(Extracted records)
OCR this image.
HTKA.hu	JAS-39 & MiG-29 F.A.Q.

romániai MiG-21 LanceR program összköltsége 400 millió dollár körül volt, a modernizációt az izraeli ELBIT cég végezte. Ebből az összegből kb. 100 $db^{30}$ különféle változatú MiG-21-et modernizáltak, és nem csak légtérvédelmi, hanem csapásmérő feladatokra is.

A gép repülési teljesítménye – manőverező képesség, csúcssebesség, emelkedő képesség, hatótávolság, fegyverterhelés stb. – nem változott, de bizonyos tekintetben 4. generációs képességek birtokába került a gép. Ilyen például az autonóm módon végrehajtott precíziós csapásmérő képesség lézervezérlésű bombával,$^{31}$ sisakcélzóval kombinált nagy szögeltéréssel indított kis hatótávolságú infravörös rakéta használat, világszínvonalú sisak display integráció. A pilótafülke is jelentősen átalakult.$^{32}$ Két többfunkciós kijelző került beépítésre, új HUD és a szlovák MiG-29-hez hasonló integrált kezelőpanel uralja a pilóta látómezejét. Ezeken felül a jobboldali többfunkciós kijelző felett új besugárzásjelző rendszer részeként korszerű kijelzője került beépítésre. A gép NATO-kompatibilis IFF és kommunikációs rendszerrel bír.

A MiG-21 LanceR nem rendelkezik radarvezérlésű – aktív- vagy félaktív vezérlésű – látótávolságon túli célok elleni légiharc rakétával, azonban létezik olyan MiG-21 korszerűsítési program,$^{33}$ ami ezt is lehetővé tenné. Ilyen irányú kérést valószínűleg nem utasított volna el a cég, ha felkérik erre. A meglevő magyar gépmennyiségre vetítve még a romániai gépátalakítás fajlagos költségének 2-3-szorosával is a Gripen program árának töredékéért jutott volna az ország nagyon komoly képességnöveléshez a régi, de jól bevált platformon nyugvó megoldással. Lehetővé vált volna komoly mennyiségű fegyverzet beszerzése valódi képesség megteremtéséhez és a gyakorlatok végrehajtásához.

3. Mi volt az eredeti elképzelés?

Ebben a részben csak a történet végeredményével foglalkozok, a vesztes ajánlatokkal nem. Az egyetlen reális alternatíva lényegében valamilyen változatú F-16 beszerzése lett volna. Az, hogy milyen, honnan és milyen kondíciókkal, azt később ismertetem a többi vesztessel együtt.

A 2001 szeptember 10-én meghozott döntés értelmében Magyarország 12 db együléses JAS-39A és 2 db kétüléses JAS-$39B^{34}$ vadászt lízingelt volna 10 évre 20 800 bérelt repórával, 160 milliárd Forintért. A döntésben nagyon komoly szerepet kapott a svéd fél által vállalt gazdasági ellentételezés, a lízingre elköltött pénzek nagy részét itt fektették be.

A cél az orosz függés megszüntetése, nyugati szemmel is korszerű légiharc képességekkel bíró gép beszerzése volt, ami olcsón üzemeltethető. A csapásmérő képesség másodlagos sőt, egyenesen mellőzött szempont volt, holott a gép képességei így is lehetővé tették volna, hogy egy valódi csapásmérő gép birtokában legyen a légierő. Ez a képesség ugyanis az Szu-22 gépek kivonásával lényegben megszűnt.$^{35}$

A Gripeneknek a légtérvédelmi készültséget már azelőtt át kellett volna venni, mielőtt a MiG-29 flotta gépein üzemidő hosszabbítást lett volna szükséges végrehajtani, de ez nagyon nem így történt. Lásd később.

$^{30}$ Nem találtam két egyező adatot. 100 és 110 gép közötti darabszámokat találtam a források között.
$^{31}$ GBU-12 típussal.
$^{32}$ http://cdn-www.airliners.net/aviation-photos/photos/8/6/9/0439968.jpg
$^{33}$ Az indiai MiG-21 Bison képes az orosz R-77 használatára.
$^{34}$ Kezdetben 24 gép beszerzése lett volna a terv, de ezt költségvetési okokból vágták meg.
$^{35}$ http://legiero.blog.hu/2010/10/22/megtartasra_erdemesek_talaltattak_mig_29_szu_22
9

» What is needed: Look through the lines above and collect those with the word "később".

» Solution to the exercise:
Ebben a részben csak a történet végeredményével foglalkozok, a vesztes ajánlatokkal nem. Az egyetlen reális alternatíva lényegében valamilyen változatú F-16 beszerzése lett volna. Az, hogy milyen, honnan és milyen kondíciókkal, azt később ismertetem a többi vesztessel együtt.
A Gripeneknek a légtérvédelmi készültséget már azelőtt át kellett volna venni, mielőtt a MiG-29 flotta gépein üzemidő hosszabbítást lett volna szükséges végrehajtani, de ez nagyon nem így történt. Lásd később.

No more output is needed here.